MATERIAL SHOWN:
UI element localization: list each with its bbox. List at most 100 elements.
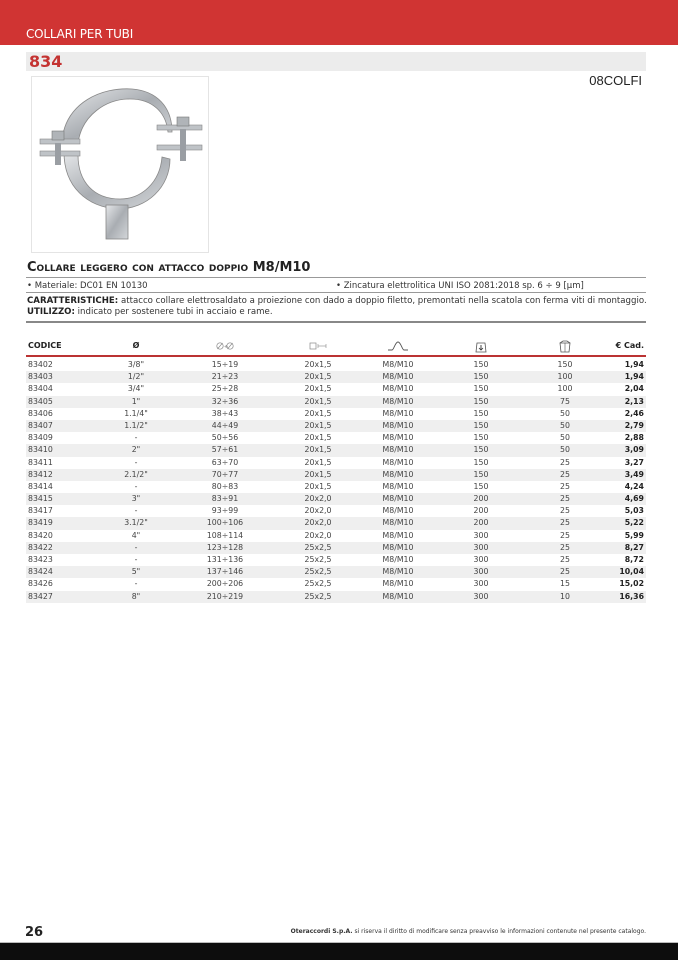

==

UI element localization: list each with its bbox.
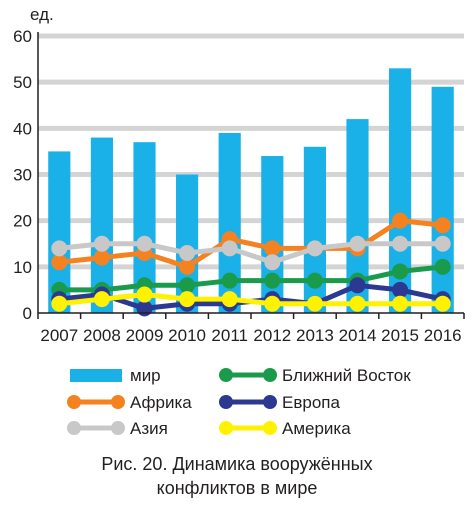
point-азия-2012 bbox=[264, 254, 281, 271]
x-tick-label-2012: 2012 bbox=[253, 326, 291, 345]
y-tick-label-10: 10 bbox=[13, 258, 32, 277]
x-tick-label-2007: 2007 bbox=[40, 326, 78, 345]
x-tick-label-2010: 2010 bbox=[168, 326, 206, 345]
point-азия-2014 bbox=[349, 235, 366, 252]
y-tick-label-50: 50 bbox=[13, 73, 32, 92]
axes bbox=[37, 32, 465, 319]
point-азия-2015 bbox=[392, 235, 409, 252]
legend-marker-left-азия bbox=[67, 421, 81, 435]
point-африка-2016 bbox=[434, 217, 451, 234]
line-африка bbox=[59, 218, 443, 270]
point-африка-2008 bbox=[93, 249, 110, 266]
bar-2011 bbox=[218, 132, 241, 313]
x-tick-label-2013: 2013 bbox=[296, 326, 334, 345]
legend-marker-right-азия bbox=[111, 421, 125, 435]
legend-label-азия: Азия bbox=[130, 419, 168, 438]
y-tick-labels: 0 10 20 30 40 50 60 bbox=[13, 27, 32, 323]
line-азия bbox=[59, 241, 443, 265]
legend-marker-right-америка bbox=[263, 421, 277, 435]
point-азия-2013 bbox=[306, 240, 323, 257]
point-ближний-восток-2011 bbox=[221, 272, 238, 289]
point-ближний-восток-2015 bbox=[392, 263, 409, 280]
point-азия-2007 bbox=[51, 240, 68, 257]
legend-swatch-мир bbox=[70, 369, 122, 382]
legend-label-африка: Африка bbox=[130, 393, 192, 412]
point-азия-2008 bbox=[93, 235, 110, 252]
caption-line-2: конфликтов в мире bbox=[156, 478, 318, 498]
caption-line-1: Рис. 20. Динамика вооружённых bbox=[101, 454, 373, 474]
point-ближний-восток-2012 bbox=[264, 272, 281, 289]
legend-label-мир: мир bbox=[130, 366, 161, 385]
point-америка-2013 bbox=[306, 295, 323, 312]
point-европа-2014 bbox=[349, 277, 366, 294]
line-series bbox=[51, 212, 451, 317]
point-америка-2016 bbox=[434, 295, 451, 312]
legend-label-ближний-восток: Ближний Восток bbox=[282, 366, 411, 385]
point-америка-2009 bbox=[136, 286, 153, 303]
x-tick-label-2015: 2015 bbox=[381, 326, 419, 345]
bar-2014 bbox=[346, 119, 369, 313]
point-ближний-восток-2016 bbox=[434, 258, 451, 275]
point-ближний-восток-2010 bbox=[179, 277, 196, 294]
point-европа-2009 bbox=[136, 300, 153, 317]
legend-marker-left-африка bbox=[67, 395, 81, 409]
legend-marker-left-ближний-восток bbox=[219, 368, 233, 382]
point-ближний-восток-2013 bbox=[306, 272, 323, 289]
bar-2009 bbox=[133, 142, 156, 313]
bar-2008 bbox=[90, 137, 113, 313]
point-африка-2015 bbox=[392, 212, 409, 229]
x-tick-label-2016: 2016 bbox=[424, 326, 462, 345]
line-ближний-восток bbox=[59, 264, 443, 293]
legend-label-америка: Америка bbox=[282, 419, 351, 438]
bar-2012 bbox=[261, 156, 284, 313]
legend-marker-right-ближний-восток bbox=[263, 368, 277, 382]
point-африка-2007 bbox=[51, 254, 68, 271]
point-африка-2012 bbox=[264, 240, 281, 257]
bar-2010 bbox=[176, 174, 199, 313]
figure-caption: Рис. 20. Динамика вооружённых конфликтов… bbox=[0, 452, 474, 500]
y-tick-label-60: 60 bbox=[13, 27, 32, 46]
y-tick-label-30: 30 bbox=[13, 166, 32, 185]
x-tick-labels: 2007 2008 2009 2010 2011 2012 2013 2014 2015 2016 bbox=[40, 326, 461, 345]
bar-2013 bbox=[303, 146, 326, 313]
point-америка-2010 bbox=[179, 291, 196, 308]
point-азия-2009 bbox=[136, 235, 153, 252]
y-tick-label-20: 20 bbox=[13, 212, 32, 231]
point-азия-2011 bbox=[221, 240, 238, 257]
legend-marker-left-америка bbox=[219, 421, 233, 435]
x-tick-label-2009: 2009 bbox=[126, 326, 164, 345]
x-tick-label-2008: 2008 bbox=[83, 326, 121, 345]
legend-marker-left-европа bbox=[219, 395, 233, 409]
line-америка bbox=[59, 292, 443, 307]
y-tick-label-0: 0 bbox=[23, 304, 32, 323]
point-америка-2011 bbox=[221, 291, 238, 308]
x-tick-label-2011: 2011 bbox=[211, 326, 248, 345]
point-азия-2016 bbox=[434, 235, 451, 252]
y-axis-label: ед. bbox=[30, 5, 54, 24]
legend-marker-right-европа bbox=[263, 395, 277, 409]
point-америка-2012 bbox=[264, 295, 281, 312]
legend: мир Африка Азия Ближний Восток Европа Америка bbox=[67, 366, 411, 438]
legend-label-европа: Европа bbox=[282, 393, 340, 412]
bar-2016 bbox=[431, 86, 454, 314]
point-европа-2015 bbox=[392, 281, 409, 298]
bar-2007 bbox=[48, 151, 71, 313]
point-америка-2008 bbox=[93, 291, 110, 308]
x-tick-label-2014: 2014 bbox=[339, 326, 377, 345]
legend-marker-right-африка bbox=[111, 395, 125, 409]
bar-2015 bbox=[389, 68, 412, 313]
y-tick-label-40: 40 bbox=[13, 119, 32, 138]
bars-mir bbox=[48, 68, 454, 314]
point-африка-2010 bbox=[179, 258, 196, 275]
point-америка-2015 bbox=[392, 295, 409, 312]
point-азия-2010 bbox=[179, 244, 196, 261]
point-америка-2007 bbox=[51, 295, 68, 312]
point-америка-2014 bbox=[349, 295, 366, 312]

GIVEN PROBLEM: Report each line of the listing above that contains the string "caption".

RESPONSE BELOW:
caption-line-2: конфликтов в мире bbox=[156, 478, 318, 498]
caption-line-1: Рис. 20. Динамика вооружённых bbox=[101, 454, 373, 474]
figure-caption: Рис. 20. Динамика вооружённых конфликтов… bbox=[0, 452, 474, 500]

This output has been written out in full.